[WHAT TO DO]
Scan the records and identify every line in which the string "JSON" occurs, then return those lines.

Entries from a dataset
>>>>>
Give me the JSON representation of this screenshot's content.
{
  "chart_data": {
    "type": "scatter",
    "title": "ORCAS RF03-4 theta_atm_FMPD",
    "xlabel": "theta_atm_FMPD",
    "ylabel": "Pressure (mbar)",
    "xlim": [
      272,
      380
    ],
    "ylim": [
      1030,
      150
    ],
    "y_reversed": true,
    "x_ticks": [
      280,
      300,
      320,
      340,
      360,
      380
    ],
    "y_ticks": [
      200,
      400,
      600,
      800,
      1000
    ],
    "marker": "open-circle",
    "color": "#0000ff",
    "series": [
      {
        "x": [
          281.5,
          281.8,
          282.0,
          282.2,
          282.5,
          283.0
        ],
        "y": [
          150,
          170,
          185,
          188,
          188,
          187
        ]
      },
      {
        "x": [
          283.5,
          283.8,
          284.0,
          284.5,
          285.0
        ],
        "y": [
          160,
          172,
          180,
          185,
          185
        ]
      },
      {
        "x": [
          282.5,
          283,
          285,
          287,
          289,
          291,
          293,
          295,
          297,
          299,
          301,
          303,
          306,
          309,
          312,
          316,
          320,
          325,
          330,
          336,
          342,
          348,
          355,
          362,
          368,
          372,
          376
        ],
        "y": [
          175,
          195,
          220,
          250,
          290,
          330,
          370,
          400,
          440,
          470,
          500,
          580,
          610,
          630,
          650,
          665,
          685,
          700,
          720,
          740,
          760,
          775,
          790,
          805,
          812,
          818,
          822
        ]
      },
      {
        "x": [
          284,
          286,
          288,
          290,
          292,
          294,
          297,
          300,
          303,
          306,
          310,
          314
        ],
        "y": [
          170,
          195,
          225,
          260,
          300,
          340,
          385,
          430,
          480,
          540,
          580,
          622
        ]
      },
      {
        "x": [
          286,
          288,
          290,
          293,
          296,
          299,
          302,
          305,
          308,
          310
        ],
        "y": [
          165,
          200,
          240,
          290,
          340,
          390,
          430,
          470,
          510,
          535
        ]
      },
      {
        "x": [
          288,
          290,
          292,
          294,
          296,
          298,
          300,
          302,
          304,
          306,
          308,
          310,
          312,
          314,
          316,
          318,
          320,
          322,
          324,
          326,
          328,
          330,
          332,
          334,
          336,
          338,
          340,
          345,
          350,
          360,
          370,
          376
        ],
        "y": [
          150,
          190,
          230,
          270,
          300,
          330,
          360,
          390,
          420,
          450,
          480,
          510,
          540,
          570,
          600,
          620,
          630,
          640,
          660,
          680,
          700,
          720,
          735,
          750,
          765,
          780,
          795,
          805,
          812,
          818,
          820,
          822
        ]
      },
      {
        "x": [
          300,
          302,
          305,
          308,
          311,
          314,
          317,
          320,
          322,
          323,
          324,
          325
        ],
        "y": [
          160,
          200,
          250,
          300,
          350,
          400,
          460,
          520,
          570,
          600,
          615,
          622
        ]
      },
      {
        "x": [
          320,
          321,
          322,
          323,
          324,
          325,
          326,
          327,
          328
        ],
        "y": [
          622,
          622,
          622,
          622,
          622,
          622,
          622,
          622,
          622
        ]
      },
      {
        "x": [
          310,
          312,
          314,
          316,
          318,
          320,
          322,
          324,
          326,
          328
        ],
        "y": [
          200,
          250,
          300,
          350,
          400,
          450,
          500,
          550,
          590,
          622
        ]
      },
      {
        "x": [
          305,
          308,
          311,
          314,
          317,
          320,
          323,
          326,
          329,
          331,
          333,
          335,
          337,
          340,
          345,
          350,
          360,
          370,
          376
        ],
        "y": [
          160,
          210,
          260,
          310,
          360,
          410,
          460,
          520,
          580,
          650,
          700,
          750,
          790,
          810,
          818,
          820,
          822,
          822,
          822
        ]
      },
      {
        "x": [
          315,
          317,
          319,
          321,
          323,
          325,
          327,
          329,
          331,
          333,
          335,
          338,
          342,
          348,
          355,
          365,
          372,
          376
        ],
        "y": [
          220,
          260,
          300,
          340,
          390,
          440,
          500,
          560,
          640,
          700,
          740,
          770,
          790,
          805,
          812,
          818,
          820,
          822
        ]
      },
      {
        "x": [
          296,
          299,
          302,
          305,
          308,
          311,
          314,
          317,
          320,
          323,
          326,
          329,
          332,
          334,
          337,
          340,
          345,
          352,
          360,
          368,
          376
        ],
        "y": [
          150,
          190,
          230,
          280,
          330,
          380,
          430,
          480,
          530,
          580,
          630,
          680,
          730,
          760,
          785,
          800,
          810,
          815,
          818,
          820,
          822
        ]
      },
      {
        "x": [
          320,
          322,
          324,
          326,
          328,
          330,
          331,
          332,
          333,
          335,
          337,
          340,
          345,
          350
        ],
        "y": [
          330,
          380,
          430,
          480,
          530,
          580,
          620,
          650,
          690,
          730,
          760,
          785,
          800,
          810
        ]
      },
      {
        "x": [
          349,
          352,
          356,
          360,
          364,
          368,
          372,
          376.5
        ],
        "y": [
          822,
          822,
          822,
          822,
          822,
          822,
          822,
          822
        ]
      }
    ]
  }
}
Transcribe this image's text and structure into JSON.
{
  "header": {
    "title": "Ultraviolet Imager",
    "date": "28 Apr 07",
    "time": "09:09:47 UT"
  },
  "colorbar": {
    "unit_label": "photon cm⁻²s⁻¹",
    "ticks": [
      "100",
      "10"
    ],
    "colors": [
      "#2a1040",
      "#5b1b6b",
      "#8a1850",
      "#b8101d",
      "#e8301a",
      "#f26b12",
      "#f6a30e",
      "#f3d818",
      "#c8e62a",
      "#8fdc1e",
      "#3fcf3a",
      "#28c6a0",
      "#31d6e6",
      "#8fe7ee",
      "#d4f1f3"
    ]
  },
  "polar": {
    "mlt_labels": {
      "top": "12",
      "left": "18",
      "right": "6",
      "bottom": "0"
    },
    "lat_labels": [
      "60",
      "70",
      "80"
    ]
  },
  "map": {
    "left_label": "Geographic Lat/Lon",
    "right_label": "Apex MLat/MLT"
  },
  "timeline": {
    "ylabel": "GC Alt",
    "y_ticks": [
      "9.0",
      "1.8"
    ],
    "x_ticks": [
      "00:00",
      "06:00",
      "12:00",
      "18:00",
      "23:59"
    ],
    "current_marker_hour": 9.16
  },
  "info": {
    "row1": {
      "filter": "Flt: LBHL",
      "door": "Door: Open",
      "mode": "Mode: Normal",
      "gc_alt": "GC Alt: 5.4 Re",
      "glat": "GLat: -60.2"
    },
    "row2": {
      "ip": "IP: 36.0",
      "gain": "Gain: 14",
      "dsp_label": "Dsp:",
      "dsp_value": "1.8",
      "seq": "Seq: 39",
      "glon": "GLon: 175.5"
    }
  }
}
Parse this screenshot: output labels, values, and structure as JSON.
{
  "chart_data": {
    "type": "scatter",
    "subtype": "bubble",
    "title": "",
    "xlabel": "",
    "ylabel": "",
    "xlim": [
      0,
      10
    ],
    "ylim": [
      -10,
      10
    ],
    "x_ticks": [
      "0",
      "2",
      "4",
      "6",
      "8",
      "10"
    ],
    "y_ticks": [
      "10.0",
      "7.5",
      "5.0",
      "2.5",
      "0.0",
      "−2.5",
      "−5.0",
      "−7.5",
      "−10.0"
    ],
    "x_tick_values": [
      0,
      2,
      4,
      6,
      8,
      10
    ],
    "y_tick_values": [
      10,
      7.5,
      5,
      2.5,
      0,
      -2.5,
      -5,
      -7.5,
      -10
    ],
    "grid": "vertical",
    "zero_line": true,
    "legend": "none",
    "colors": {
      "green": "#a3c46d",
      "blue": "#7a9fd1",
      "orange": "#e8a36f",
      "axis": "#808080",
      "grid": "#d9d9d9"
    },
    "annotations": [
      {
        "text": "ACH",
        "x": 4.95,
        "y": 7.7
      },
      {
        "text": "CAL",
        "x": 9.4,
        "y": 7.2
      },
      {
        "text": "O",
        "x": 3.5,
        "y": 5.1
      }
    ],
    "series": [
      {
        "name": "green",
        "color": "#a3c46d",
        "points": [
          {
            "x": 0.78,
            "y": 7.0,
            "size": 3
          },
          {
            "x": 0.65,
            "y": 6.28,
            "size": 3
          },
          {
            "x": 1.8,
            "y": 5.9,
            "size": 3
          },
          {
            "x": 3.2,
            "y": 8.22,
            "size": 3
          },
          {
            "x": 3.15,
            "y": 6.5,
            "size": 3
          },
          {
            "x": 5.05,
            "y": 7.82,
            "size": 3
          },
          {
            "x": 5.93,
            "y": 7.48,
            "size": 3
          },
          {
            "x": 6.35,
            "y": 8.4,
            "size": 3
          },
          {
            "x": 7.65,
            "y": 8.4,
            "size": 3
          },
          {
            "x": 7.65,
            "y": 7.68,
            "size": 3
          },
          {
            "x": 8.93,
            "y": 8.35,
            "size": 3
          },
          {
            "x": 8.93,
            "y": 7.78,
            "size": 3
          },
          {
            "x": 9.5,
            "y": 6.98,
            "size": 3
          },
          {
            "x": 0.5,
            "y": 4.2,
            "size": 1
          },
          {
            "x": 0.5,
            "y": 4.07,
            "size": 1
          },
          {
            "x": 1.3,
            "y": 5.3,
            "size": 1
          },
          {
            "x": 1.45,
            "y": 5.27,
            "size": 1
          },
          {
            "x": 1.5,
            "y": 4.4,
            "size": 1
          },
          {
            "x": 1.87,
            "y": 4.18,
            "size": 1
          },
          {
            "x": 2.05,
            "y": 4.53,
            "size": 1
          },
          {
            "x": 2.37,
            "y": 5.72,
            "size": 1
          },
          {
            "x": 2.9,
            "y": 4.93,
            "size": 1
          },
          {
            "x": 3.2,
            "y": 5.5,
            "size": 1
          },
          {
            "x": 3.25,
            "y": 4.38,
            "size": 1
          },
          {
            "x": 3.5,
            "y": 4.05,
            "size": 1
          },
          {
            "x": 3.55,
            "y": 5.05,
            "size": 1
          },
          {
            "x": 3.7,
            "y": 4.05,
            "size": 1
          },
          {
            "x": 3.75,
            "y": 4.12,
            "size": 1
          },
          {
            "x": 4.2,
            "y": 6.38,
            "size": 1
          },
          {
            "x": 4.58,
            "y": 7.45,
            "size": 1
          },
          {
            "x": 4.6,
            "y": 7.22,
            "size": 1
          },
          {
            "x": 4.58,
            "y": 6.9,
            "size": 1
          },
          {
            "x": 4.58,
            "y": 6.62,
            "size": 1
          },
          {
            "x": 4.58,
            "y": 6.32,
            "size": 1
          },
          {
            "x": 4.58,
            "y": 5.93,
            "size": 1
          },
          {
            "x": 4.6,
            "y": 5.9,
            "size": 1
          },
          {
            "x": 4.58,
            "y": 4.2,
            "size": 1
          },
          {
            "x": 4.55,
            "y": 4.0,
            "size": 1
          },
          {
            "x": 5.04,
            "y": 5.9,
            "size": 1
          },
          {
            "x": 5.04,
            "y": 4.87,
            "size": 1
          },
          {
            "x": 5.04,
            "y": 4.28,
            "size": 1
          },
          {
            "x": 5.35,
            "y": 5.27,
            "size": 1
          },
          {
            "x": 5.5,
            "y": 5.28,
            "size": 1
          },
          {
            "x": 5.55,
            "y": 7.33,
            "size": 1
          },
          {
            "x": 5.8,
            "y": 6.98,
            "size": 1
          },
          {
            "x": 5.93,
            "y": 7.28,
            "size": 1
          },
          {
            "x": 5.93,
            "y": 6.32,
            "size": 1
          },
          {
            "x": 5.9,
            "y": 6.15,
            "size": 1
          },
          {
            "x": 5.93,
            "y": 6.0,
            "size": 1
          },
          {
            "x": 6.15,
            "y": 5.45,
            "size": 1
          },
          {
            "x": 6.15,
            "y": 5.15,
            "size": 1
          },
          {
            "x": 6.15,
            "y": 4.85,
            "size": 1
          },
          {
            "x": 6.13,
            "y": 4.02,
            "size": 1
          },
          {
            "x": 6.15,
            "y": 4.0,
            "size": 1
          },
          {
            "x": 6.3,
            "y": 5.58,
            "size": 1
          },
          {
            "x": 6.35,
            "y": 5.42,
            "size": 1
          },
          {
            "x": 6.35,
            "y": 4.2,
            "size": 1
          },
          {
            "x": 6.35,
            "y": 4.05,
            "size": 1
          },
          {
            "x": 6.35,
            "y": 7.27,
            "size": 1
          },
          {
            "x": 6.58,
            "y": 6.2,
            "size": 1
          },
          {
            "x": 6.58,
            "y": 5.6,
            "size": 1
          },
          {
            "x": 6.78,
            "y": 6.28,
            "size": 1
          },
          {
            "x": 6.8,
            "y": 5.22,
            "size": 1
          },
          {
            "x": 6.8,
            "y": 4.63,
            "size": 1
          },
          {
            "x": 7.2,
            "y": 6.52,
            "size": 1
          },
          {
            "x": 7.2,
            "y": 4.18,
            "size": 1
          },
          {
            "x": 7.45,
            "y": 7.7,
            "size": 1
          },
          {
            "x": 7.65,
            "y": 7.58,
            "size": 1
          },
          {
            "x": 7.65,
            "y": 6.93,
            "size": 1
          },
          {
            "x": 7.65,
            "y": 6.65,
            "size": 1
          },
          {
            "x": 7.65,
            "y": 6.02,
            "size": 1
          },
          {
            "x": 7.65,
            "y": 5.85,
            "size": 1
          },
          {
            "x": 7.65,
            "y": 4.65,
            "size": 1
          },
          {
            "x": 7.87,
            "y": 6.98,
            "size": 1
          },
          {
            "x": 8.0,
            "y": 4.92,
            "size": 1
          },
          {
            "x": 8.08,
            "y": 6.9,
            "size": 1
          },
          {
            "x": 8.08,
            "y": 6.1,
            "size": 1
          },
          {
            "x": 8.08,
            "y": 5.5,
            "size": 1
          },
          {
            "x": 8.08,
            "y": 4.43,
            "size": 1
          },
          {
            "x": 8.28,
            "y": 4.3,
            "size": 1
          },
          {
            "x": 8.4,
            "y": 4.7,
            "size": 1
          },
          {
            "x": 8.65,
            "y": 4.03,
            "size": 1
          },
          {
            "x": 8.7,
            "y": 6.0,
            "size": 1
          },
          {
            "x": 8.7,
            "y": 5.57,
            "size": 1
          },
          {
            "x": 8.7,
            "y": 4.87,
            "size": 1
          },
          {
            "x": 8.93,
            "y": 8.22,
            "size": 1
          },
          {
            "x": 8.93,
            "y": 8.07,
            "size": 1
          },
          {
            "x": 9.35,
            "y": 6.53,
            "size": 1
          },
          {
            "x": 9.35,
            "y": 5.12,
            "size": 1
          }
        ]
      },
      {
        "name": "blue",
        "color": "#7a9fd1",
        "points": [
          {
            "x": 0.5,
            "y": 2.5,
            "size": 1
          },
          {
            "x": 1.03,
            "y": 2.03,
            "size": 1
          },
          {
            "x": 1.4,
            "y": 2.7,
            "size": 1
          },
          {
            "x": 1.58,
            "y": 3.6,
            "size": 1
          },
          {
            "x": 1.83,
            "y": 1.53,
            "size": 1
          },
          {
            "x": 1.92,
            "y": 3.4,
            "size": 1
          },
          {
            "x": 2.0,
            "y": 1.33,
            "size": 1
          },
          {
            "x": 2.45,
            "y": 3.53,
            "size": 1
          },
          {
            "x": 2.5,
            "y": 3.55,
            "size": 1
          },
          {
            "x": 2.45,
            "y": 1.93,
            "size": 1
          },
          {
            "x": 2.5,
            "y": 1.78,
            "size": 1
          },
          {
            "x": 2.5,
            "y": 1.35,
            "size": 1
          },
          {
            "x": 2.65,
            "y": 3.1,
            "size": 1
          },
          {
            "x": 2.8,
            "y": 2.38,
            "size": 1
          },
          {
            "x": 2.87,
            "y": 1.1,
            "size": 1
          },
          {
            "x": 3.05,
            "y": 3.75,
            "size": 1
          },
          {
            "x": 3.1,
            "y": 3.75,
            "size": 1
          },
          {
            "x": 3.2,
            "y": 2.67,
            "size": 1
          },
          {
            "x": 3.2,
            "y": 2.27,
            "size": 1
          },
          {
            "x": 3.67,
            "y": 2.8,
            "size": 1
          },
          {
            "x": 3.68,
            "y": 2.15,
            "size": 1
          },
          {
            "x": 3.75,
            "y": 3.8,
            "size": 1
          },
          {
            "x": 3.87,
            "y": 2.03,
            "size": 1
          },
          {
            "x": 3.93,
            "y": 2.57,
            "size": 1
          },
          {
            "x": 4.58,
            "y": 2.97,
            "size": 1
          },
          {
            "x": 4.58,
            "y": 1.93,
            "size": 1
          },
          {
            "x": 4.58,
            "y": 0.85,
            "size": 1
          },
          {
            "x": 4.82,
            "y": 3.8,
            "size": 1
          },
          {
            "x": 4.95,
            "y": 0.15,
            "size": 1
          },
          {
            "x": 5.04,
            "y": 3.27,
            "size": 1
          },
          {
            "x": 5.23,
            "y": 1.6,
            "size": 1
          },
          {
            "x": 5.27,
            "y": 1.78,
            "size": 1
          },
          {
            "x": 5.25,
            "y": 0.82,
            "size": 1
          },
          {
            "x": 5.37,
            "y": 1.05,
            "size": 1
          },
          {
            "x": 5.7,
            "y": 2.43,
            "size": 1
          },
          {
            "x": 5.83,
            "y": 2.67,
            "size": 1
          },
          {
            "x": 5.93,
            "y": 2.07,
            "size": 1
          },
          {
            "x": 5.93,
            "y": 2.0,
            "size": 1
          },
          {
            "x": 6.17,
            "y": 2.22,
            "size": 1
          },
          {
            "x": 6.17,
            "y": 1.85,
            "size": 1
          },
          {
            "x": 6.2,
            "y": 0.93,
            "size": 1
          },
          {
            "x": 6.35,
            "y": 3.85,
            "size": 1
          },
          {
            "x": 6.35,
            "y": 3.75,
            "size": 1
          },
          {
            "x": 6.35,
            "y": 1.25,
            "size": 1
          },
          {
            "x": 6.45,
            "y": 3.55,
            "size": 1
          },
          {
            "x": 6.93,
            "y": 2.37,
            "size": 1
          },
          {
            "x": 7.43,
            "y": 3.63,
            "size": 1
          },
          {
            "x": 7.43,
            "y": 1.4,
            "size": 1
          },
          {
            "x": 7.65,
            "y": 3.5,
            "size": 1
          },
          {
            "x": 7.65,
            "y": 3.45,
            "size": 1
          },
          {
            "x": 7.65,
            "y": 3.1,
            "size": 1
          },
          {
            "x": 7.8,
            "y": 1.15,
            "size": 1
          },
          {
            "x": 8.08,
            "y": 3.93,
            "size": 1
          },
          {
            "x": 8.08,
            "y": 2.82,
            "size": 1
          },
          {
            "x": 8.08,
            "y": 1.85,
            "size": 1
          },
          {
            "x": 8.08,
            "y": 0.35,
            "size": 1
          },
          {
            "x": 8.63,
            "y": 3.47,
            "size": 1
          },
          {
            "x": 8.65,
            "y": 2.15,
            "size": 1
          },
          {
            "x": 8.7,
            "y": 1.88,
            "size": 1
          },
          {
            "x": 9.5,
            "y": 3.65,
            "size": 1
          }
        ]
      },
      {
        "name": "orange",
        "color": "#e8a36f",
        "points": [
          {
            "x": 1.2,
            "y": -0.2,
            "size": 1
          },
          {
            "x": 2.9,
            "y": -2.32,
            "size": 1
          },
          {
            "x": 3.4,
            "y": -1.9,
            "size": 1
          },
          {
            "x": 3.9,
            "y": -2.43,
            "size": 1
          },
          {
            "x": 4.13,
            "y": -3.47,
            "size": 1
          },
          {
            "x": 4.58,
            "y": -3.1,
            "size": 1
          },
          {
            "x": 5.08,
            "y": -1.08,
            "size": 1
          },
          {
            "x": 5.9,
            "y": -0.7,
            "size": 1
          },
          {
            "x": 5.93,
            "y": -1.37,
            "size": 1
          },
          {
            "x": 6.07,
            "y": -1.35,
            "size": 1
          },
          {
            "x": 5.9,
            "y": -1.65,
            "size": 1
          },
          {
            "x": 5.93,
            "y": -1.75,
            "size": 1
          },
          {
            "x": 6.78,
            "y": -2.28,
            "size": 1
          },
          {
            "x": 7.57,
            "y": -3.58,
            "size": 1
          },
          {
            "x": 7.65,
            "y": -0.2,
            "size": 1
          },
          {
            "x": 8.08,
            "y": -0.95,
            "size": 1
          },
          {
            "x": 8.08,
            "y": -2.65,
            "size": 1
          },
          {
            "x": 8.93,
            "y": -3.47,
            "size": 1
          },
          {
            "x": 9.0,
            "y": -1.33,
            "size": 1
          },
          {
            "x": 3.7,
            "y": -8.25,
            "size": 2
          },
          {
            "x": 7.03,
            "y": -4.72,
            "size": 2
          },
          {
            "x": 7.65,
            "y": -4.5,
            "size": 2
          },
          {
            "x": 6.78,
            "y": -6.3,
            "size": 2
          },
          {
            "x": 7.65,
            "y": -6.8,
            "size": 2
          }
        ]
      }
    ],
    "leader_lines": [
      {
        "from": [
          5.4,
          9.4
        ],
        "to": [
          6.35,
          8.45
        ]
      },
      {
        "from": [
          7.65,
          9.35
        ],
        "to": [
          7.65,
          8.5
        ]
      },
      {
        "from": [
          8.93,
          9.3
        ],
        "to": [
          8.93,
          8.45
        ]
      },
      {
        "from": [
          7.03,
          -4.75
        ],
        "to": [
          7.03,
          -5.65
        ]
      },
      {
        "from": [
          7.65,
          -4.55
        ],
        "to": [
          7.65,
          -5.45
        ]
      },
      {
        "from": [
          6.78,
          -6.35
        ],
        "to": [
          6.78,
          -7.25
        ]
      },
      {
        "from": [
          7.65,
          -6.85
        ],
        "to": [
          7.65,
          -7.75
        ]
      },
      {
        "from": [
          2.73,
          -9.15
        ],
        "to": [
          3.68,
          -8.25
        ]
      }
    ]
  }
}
<<<<<
[ANSWER FOR THE TASK]
Give me the JSON representation of this screenshot's content.
Transcribe this image's text and structure into JSON.
Parse this screenshot: output labels, values, and structure as JSON.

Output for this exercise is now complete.